### [Exercise requirements]
Search the material and gather each line with "反应前后原子的种类不变" in it.

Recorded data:

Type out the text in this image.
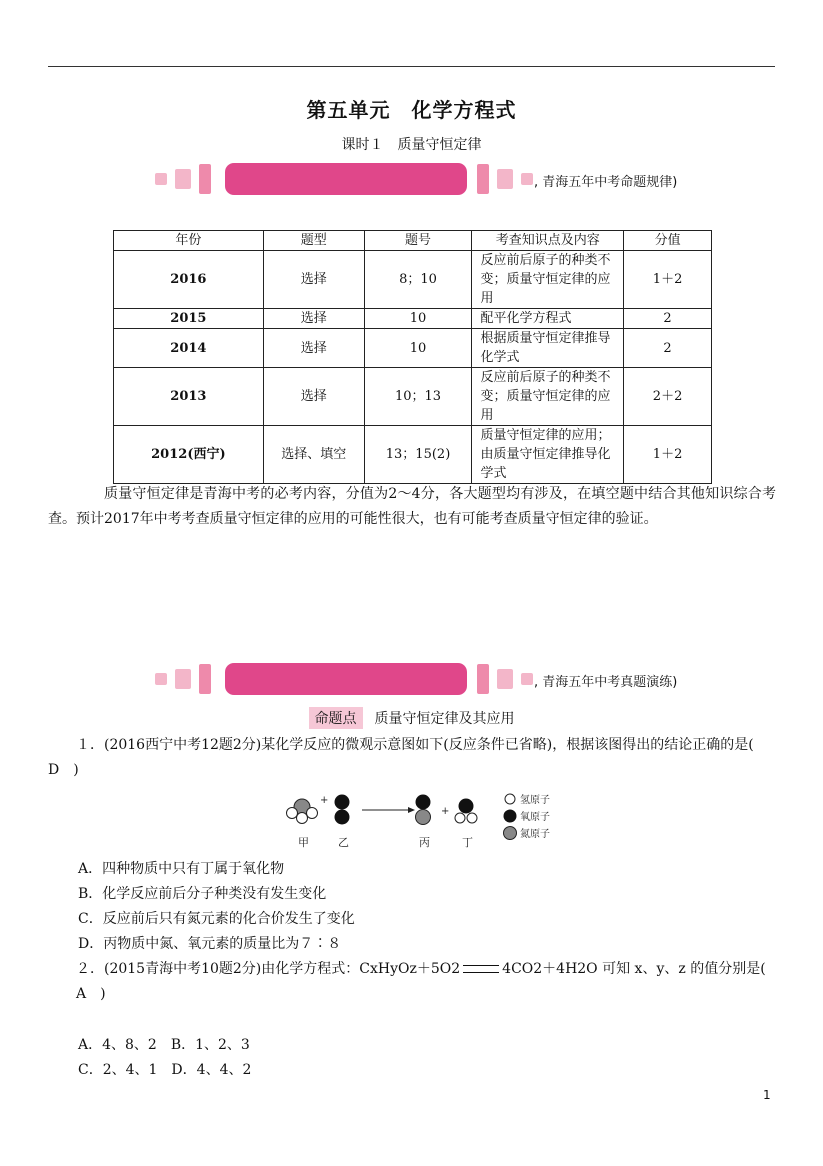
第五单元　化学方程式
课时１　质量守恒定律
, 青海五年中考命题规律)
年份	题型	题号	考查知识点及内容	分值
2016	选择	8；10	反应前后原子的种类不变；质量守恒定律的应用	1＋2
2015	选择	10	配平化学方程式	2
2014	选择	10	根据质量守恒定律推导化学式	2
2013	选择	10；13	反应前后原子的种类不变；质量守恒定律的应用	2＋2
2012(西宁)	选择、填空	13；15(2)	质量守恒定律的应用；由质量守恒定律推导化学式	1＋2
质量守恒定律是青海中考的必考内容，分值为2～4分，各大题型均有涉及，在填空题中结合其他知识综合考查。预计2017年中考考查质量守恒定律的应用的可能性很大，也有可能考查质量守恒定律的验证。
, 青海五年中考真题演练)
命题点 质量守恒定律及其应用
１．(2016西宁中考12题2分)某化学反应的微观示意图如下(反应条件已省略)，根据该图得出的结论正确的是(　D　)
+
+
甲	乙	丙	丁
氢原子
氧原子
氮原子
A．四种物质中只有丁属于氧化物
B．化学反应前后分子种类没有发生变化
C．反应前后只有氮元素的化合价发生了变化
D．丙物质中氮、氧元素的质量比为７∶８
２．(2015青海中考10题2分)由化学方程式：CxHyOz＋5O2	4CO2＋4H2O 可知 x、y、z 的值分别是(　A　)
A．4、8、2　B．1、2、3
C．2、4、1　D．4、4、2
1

### [Solution to the exercise]
2016	选择	8；10	反应前后原子的种类不变；质量守恒定律的应用	1＋2
2013	选择	10；13	反应前后原子的种类不变；质量守恒定律的应用	2＋2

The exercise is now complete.